***** Selected passage *****
Adjournment Debate. - Television Distribution Systems.

I would like to thank the Ceann Comhairle and also the Leas-Cheann Comhairle through his good offices for giving me the opportunity to raise this issue. Many of us on this side of the House have been more than a little unhappy with the way in which the Minister has approached the whole issue of an alternative distribution system for television. He took applications for MMDS licensing long before he specified regulations under which licences would be issued. We are told that he has at this stage already processed those applications. It seems very strange to be setting the rules of the race when the race is effectively over, which is what is involved here. He has also pushed ahead with this proposal for MMDS without any proper assessment. He promised here in the Estimate debate last year — and I have that debate in front of me — that he would provide a detailed assessment of the various points. He said he would put together a properly documented case answering the different points. The points raised at that time, sadly, were not answered in his subsequent PR book — which is really what it was — for the MMDS system. He did not look at the alternatives, which was the basic request of people on this side of the House.

He also took the powers to close down deflectors last December. Luckily we succeeded on this side of the House in getting him to change his mind and not go ahead with that proposal. It would effectively have meant that people in the west and south-west would have had no television options from channels other than the national RTE stations for the last six months and, prospectively, would not have them for the remaining six months.

Next Tuesday, the Rubicon will have been crossed by the Minister in so far as the 21 days will have elapsed for these regulations to come into place. There has not been any proper regard whatsoever for the rights of people living in rural areas to have choice in this respect. The Minister seems intent on going ahead without the proper public analysis of the issues. The system will be extraordinarily costly. Current estimates put it at £300 per household and it will be aimed at the whole of the non-urban cabled areas. That will work out at a cumulative cost to the public of around £200 million. If that were being undertaken by the State as a straightforward investment, we would have had reams of analyses of options. Department of Finance Circular 1/83 applied to this major investment proposal, but we have not had that, and the critical questions have been fudged by the Minister in the regulations that have been published and the whole lead up to this.

We still do not know what the MMDS will cost, whether the MMDS will guarantee service in remoter parts of the licensed areas or why there is any need for MMDS to be given a monopoly by banning the existing systems that provide service at a quarter of the cost in these areas. We still do not know what analysis the Minister did of an alternative, cheaper way of distributing the third channel he has available. The regulations gave absolutely no reassurance to the public on the critical questions of cost and availability. The regulations leave it to the operator to decide what charges he will make. Admittedly, the Minister takes unto himself the power at some later date to investigate those charges, but effectively the public are being asked to buy a pig in a poke in this area. They do not know at this stage the likely outlook on charges. The Minister is not taking unto himself the price control function he operates, for example, in relation to cable services. Instead it is the operators who are to decide the charges. There is considerable public controversy and debate about what level those charges will be at, but the Minister is not taking steps to reassure the public in this area.
*****
_Things to do_:
1: In the debate passage, what is the current estimated cost of the system for each household?
2: Reproduce the debate passage word for word, starting at "He also took" and ending at "remaining six months.".
Base your answers on the debate passage alone.
***** Record extracts *****
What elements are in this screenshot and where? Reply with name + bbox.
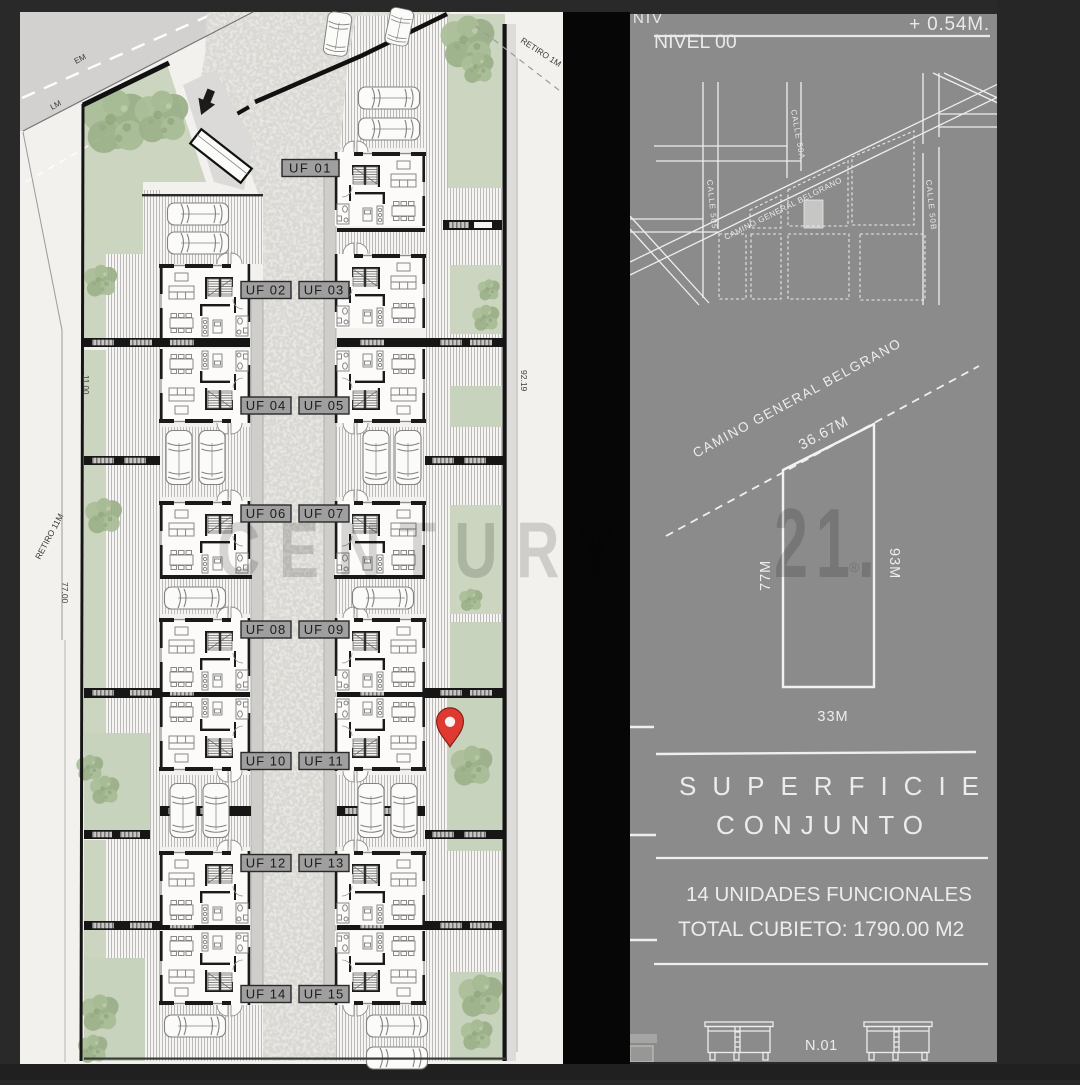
*****
***** Record extracts *****
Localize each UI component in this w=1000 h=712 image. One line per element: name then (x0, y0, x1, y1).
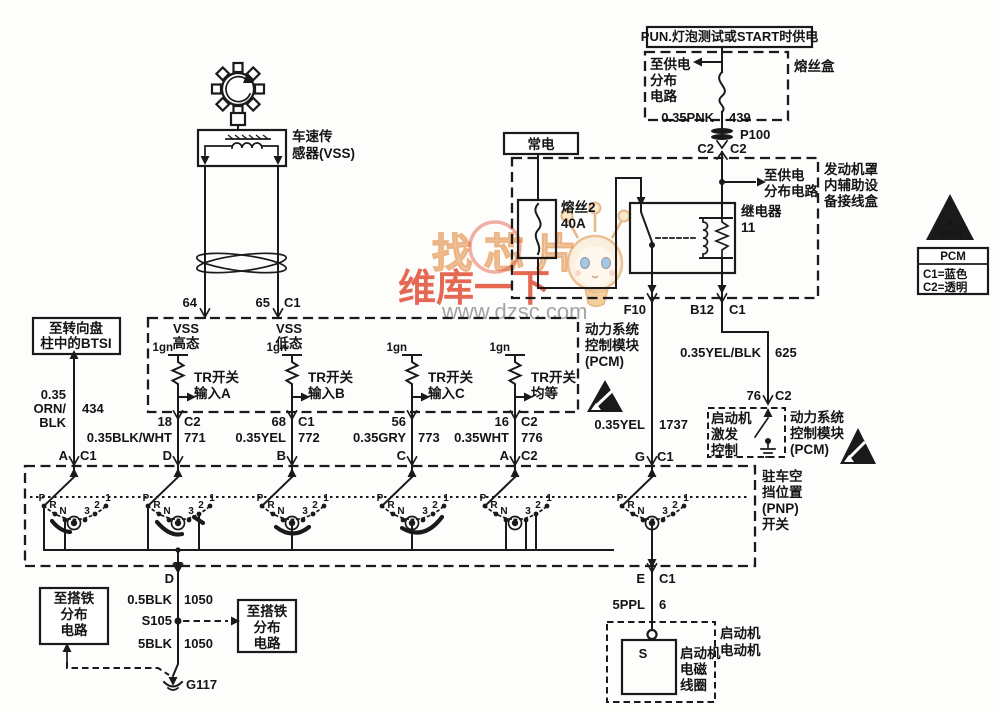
*****
_Written answers_:
1: £300 per household.

2:
He also took the powers to close down deflectors last December. Luckily we succeeded on this side of the House in getting him to change his mind and not go ahead with that proposal. It would effectively have meant that people in the west and south-west would have had no television options from channels other than the national RTE stations for the last six months and, prospectively, would not have them for the remaining six months.